SUPPLIED MATERIAL:
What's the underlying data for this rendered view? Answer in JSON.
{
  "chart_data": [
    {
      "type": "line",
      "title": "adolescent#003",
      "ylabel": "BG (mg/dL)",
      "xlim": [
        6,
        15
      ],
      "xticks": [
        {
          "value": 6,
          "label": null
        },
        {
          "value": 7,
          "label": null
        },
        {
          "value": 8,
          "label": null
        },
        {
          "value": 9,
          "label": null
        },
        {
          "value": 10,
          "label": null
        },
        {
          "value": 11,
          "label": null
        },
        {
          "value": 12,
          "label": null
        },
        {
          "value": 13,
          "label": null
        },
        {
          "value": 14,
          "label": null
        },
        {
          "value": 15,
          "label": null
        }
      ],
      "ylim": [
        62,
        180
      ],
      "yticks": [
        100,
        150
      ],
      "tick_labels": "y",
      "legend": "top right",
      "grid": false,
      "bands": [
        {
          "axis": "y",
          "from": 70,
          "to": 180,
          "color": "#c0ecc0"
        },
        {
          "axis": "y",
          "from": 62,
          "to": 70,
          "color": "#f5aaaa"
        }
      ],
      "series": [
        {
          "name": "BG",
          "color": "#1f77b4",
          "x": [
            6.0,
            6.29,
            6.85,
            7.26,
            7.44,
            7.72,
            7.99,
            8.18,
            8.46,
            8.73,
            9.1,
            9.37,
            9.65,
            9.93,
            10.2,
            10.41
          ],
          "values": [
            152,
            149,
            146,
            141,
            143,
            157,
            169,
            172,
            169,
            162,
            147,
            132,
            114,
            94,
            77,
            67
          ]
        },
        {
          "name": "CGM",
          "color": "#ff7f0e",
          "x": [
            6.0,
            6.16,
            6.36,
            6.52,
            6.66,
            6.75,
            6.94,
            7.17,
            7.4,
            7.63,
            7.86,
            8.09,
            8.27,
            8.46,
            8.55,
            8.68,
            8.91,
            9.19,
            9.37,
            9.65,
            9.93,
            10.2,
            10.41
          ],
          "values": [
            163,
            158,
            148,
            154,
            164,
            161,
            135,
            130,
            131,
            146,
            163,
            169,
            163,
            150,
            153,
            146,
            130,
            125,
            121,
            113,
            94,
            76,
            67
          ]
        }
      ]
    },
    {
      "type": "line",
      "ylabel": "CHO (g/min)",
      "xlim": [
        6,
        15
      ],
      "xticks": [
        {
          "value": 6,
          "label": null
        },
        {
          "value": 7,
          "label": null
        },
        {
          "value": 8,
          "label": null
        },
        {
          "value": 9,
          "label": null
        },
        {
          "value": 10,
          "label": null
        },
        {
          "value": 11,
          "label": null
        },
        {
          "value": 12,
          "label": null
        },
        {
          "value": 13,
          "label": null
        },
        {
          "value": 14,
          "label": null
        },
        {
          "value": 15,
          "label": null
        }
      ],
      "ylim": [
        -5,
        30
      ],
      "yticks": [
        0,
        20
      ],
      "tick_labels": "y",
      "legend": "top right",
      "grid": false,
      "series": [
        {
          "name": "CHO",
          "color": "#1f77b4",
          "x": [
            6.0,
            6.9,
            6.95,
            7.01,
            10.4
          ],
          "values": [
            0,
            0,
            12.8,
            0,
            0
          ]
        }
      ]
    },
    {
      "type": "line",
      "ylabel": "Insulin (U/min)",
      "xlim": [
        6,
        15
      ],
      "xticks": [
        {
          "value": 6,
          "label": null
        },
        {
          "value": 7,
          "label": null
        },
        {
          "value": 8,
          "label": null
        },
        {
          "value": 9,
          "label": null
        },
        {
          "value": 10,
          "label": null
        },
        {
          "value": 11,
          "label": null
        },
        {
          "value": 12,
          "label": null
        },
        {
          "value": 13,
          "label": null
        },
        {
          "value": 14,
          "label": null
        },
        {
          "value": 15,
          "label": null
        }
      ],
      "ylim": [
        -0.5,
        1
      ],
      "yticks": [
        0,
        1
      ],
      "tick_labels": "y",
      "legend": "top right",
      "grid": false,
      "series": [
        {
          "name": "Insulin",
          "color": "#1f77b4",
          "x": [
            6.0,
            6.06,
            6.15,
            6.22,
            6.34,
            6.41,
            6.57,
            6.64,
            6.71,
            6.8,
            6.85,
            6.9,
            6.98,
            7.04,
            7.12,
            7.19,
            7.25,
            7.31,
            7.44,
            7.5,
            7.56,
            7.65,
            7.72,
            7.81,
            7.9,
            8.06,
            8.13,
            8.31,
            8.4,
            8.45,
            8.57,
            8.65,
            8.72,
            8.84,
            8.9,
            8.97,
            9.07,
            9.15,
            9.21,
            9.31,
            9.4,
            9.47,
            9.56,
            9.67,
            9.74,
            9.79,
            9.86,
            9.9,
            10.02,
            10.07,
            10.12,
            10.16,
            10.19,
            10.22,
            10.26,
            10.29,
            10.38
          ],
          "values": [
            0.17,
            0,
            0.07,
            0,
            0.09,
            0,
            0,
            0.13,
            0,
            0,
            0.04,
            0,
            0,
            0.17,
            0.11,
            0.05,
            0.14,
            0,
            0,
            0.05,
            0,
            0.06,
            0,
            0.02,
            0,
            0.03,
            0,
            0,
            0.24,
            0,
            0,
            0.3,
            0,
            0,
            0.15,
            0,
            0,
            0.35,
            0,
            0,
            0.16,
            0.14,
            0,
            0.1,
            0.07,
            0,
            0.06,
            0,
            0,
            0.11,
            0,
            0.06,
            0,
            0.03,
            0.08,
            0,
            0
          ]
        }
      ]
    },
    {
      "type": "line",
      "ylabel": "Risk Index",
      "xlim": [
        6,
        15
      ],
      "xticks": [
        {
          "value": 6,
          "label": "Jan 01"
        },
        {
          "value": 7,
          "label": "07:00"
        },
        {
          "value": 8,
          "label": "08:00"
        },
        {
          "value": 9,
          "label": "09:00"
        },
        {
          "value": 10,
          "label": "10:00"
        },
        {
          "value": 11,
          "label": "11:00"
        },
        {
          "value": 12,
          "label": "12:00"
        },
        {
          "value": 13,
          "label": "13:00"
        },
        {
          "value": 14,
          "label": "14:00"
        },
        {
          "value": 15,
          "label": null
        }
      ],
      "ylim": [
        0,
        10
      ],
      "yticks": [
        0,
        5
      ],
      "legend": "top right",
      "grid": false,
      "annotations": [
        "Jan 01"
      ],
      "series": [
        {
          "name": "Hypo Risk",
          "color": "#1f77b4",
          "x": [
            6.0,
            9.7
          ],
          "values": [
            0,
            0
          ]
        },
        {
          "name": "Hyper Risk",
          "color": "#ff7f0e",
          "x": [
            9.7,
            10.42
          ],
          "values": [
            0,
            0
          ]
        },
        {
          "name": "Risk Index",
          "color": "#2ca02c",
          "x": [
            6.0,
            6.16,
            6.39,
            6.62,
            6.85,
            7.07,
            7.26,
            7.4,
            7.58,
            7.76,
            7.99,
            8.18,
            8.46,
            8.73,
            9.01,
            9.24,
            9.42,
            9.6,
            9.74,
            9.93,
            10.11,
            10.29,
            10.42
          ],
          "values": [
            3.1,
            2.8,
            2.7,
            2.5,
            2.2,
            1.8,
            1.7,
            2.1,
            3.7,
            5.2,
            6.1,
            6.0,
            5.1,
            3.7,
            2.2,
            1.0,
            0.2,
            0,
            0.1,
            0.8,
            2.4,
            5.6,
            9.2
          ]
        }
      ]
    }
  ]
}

WHAT YOU SHOULD DO:
Transcribe every entry exactly, omitting nothing.

SOLUTION TO THIS PROBLEM:
What's the underlying data for this rendered view? Answer in JSON.
{
  "chart_data": [
    {
      "type": "line",
      "title": "adolescent#003",
      "ylabel": "BG (mg/dL)",
      "xlim": [
        6,
        15
      ],
      "xticks": [
        {
          "value": 6,
          "label": null
        },
        {
          "value": 7,
          "label": null
        },
        {
          "value": 8,
          "label": null
        },
        {
          "value": 9,
          "label": null
        },
        {
          "value": 10,
          "label": null
        },
        {
          "value": 11,
          "label": null
        },
        {
          "value": 12,
          "label": null
        },
        {
          "value": 13,
          "label": null
        },
        {
          "value": 14,
          "label": null
        },
        {
          "value": 15,
          "label": null
        }
      ],
      "ylim": [
        62,
        180
      ],
      "yticks": [
        100,
        150
      ],
      "tick_labels": "y",
      "legend": "top right",
      "grid": false,
      "bands": [
        {
          "axis": "y",
          "from": 70,
          "to": 180,
          "color": "#c0ecc0"
        },
        {
          "axis": "y",
          "from": 62,
          "to": 70,
          "color": "#f5aaaa"
        }
      ],
      "series": [
        {
          "name": "BG",
          "color": "#1f77b4",
          "x": [
            6.0,
            6.29,
            6.85,
            7.26,
            7.44,
            7.72,
            7.99,
            8.18,
            8.46,
            8.73,
            9.1,
            9.37,
            9.65,
            9.93,
            10.2,
            10.41
          ],
          "values": [
            152,
            149,
            146,
            141,
            143,
            157,
            169,
            172,
            169,
            162,
            147,
            132,
            114,
            94,
            77,
            67
          ]
        },
        {
          "name": "CGM",
          "color": "#ff7f0e",
          "x": [
            6.0,
            6.16,
            6.36,
            6.52,
            6.66,
            6.75,
            6.94,
            7.17,
            7.4,
            7.63,
            7.86,
            8.09,
            8.27,
            8.46,
            8.55,
            8.68,
            8.91,
            9.19,
            9.37,
            9.65,
            9.93,
            10.2,
            10.41
          ],
          "values": [
            163,
            158,
            148,
            154,
            164,
            161,
            135,
            130,
            131,
            146,
            163,
            169,
            163,
            150,
            153,
            146,
            130,
            125,
            121,
            113,
            94,
            76,
            67
          ]
        }
      ]
    },
    {
      "type": "line",
      "ylabel": "CHO (g/min)",
      "xlim": [
        6,
        15
      ],
      "xticks": [
        {
          "value": 6,
          "label": null
        },
        {
          "value": 7,
          "label": null
        },
        {
          "value": 8,
          "label": null
        },
        {
          "value": 9,
          "label": null
        },
        {
          "value": 10,
          "label": null
        },
        {
          "value": 11,
          "label": null
        },
        {
          "value": 12,
          "label": null
        },
        {
          "value": 13,
          "label": null
        },
        {
          "value": 14,
          "label": null
        },
        {
          "value": 15,
          "label": null
        }
      ],
      "ylim": [
        -5,
        30
      ],
      "yticks": [
        0,
        20
      ],
      "tick_labels": "y",
      "legend": "top right",
      "grid": false,
      "series": [
        {
          "name": "CHO",
          "color": "#1f77b4",
          "x": [
            6.0,
            6.9,
            6.95,
            7.01,
            10.4
          ],
          "values": [
            0,
            0,
            12.8,
            0,
            0
          ]
        }
      ]
    },
    {
      "type": "line",
      "ylabel": "Insulin (U/min)",
      "xlim": [
        6,
        15
      ],
      "xticks": [
        {
          "value": 6,
          "label": null
        },
        {
          "value": 7,
          "label": null
        },
        {
          "value": 8,
          "label": null
        },
        {
          "value": 9,
          "label": null
        },
        {
          "value": 10,
          "label": null
        },
        {
          "value": 11,
          "label": null
        },
        {
          "value": 12,
          "label": null
        },
        {
          "value": 13,
          "label": null
        },
        {
          "value": 14,
          "label": null
        },
        {
          "value": 15,
          "label": null
        }
      ],
      "ylim": [
        -0.5,
        1
      ],
      "yticks": [
        0,
        1
      ],
      "tick_labels": "y",
      "legend": "top right",
      "grid": false,
      "series": [
        {
          "name": "Insulin",
          "color": "#1f77b4",
          "x": [
            6.0,
            6.06,
            6.15,
            6.22,
            6.34,
            6.41,
            6.57,
            6.64,
            6.71,
            6.8,
            6.85,
            6.9,
            6.98,
            7.04,
            7.12,
            7.19,
            7.25,
            7.31,
            7.44,
            7.5,
            7.56,
            7.65,
            7.72,
            7.81,
            7.9,
            8.06,
            8.13,
            8.31,
            8.4,
            8.45,
            8.57,
            8.65,
            8.72,
            8.84,
            8.9,
            8.97,
            9.07,
            9.15,
            9.21,
            9.31,
            9.4,
            9.47,
            9.56,
            9.67,
            9.74,
            9.79,
            9.86,
            9.9,
            10.02,
            10.07,
            10.12,
            10.16,
            10.19,
            10.22,
            10.26,
            10.29,
            10.38
          ],
          "values": [
            0.17,
            0,
            0.07,
            0,
            0.09,
            0,
            0,
            0.13,
            0,
            0,
            0.04,
            0,
            0,
            0.17,
            0.11,
            0.05,
            0.14,
            0,
            0,
            0.05,
            0,
            0.06,
            0,
            0.02,
            0,
            0.03,
            0,
            0,
            0.24,
            0,
            0,
            0.3,
            0,
            0,
            0.15,
            0,
            0,
            0.35,
            0,
            0,
            0.16,
            0.14,
            0,
            0.1,
            0.07,
            0,
            0.06,
            0,
            0,
            0.11,
            0,
            0.06,
            0,
            0.03,
            0.08,
            0,
            0
          ]
        }
      ]
    },
    {
      "type": "line",
      "ylabel": "Risk Index",
      "xlim": [
        6,
        15
      ],
      "xticks": [
        {
          "value": 6,
          "label": "Jan 01"
        },
        {
          "value": 7,
          "label": "07:00"
        },
        {
          "value": 8,
          "label": "08:00"
        },
        {
          "value": 9,
          "label": "09:00"
        },
        {
          "value": 10,
          "label": "10:00"
        },
        {
          "value": 11,
          "label": "11:00"
        },
        {
          "value": 12,
          "label": "12:00"
        },
        {
          "value": 13,
          "label": "13:00"
        },
        {
          "value": 14,
          "label": "14:00"
        },
        {
          "value": 15,
          "label": null
        }
      ],
      "ylim": [
        0,
        10
      ],
      "yticks": [
        0,
        5
      ],
      "legend": "top right",
      "grid": false,
      "annotations": [
        "Jan 01"
      ],
      "series": [
        {
          "name": "Hypo Risk",
          "color": "#1f77b4",
          "x": [
            6.0,
            9.7
          ],
          "values": [
            0,
            0
          ]
        },
        {
          "name": "Hyper Risk",
          "color": "#ff7f0e",
          "x": [
            9.7,
            10.42
          ],
          "values": [
            0,
            0
          ]
        },
        {
          "name": "Risk Index",
          "color": "#2ca02c",
          "x": [
            6.0,
            6.16,
            6.39,
            6.62,
            6.85,
            7.07,
            7.26,
            7.4,
            7.58,
            7.76,
            7.99,
            8.18,
            8.46,
            8.73,
            9.01,
            9.24,
            9.42,
            9.6,
            9.74,
            9.93,
            10.11,
            10.29,
            10.42
          ],
          "values": [
            3.1,
            2.8,
            2.7,
            2.5,
            2.2,
            1.8,
            1.7,
            2.1,
            3.7,
            5.2,
            6.1,
            6.0,
            5.1,
            3.7,
            2.2,
            1.0,
            0.2,
            0,
            0.1,
            0.8,
            2.4,
            5.6,
            9.2
          ]
        }
      ]
    }
  ]
}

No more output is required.